Input data:

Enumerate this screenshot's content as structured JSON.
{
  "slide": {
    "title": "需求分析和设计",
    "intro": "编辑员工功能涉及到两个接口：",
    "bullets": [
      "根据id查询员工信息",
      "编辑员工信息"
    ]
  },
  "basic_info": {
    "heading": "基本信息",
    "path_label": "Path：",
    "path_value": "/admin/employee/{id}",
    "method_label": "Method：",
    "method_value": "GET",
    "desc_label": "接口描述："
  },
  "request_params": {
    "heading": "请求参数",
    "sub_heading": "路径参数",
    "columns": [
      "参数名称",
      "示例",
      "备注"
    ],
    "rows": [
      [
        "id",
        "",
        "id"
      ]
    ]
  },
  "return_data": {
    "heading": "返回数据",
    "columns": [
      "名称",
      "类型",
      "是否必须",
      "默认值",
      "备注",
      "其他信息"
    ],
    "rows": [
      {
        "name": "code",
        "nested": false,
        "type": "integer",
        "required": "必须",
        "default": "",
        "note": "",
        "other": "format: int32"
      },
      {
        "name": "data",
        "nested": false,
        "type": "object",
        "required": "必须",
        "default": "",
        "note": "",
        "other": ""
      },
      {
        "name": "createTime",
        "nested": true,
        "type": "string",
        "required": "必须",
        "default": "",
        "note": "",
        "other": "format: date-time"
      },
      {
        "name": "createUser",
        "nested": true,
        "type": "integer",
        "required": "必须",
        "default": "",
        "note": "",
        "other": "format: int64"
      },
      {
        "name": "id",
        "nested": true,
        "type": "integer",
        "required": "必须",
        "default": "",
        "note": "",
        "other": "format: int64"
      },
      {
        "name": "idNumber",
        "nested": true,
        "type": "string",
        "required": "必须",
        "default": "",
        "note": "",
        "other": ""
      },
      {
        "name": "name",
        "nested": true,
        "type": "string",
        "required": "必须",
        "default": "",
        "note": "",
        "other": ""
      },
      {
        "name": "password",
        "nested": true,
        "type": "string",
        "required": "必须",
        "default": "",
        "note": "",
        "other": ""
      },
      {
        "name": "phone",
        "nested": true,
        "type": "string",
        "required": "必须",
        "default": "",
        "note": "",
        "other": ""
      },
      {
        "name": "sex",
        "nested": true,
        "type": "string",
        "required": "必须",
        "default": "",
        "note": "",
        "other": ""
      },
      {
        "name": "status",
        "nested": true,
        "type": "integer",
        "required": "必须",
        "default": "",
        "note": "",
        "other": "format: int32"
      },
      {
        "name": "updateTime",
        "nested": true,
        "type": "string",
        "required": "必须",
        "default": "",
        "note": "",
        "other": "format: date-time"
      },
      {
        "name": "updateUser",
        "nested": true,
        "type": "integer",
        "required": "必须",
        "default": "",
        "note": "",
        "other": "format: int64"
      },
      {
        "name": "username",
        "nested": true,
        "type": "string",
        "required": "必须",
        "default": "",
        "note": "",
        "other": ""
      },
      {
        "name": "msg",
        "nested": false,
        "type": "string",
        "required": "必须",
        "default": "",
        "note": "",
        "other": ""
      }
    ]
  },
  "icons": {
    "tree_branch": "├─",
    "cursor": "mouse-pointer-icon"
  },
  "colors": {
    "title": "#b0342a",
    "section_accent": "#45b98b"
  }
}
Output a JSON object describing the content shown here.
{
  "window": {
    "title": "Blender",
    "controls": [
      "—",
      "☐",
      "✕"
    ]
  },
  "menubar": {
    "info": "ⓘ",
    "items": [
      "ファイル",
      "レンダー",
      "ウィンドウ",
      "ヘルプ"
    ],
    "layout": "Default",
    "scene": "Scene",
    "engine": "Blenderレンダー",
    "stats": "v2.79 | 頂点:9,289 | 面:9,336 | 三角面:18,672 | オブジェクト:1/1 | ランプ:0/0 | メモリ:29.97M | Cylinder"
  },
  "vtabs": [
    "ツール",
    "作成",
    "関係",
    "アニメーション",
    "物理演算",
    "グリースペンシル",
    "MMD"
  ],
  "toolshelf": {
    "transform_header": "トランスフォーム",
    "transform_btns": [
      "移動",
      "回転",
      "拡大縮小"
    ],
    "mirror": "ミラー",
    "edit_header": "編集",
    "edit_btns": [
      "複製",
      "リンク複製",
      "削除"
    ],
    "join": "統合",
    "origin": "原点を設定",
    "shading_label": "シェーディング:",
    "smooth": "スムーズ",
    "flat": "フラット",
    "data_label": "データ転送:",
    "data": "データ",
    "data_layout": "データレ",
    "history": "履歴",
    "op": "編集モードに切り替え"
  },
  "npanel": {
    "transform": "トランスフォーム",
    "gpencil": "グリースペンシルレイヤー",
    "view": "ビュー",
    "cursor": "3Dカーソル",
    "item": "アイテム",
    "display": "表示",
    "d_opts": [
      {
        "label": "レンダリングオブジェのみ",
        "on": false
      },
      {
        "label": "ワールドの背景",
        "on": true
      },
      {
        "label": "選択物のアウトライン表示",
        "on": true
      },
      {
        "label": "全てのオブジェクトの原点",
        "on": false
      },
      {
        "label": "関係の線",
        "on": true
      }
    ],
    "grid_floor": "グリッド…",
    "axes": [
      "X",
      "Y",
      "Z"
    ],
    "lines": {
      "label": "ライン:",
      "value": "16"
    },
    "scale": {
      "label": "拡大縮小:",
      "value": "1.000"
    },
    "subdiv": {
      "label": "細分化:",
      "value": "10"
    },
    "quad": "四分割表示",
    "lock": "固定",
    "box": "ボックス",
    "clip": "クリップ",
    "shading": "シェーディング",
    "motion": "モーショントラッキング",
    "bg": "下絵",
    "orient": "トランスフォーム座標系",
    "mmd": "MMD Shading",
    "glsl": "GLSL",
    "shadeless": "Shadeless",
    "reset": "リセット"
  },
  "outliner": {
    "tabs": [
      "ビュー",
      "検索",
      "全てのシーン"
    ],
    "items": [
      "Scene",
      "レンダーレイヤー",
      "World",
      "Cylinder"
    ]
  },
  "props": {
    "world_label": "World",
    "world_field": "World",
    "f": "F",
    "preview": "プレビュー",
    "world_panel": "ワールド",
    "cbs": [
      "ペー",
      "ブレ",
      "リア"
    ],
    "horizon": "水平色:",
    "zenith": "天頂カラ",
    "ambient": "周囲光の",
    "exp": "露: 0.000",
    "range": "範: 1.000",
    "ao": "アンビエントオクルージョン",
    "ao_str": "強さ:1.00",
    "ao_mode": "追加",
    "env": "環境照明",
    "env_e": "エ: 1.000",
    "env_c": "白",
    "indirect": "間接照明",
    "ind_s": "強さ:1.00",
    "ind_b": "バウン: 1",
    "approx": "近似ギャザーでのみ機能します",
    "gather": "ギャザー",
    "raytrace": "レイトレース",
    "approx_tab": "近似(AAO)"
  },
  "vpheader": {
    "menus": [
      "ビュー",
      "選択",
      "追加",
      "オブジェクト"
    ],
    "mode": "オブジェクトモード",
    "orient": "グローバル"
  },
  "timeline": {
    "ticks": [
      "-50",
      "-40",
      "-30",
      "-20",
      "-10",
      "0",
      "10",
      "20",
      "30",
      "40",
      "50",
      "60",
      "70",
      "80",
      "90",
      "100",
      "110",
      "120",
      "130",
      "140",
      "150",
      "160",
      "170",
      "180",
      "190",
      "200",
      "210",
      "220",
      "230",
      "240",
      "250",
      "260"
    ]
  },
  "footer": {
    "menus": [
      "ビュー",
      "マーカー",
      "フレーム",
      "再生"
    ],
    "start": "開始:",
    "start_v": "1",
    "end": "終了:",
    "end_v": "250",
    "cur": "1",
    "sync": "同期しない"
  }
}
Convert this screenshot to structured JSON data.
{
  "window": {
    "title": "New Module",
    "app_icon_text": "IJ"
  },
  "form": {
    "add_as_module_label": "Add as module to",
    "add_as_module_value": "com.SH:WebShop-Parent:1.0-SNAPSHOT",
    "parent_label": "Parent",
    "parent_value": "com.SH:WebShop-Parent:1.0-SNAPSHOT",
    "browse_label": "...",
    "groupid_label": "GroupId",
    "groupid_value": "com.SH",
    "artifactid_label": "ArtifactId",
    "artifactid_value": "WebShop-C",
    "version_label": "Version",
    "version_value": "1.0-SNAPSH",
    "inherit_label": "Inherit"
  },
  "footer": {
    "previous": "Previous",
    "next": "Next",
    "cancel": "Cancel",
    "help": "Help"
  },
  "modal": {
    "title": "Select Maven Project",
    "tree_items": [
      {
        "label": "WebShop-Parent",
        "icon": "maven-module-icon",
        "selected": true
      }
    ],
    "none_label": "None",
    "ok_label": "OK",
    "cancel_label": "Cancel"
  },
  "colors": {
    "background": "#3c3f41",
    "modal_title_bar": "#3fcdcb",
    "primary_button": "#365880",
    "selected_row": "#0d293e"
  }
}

What is expected: Look for the word "structured" and return every line where it occurs.

Exercise answer:
Enumerate this screenshot's content as structured JSON.
Convert this screenshot to structured JSON data.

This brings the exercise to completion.